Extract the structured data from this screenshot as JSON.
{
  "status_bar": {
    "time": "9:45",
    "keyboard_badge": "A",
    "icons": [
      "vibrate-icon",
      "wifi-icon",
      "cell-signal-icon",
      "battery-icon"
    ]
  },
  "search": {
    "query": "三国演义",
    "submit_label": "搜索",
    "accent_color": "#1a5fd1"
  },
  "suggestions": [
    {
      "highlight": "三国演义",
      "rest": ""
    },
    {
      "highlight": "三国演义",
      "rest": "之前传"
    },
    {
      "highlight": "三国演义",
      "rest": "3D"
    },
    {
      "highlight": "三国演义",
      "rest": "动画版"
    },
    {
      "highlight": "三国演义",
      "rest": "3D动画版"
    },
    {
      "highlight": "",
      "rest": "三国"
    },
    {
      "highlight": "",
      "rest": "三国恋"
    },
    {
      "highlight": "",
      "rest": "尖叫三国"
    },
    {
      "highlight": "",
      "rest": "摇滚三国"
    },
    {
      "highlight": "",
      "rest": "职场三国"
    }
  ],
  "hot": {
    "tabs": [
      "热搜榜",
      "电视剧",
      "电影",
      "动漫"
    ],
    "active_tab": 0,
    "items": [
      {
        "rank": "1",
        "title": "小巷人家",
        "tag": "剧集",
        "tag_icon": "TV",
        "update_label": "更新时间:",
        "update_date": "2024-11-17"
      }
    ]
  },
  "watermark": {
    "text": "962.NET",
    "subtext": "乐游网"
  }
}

• • • • •

WHAT TO WORK ON
Extract the complete set of records unchanged.

COMPLETED EXERCISE
Extract the structured data from this screenshot as JSON.
{
  "status_bar": {
    "time": "9:45",
    "keyboard_badge": "A",
    "icons": [
      "vibrate-icon",
      "wifi-icon",
      "cell-signal-icon",
      "battery-icon"
    ]
  },
  "search": {
    "query": "三国演义",
    "submit_label": "搜索",
    "accent_color": "#1a5fd1"
  },
  "suggestions": [
    {
      "highlight": "三国演义",
      "rest": ""
    },
    {
      "highlight": "三国演义",
      "rest": "之前传"
    },
    {
      "highlight": "三国演义",
      "rest": "3D"
    },
    {
      "highlight": "三国演义",
      "rest": "动画版"
    },
    {
      "highlight": "三国演义",
      "rest": "3D动画版"
    },
    {
      "highlight": "",
      "rest": "三国"
    },
    {
      "highlight": "",
      "rest": "三国恋"
    },
    {
      "highlight": "",
      "rest": "尖叫三国"
    },
    {
      "highlight": "",
      "rest": "摇滚三国"
    },
    {
      "highlight": "",
      "rest": "职场三国"
    }
  ],
  "hot": {
    "tabs": [
      "热搜榜",
      "电视剧",
      "电影",
      "动漫"
    ],
    "active_tab": 0,
    "items": [
      {
        "rank": "1",
        "title": "小巷人家",
        "tag": "剧集",
        "tag_icon": "TV",
        "update_label": "更新时间:",
        "update_date": "2024-11-17"
      }
    ]
  },
  "watermark": {
    "text": "962.NET",
    "subtext": "乐游网"
  }
}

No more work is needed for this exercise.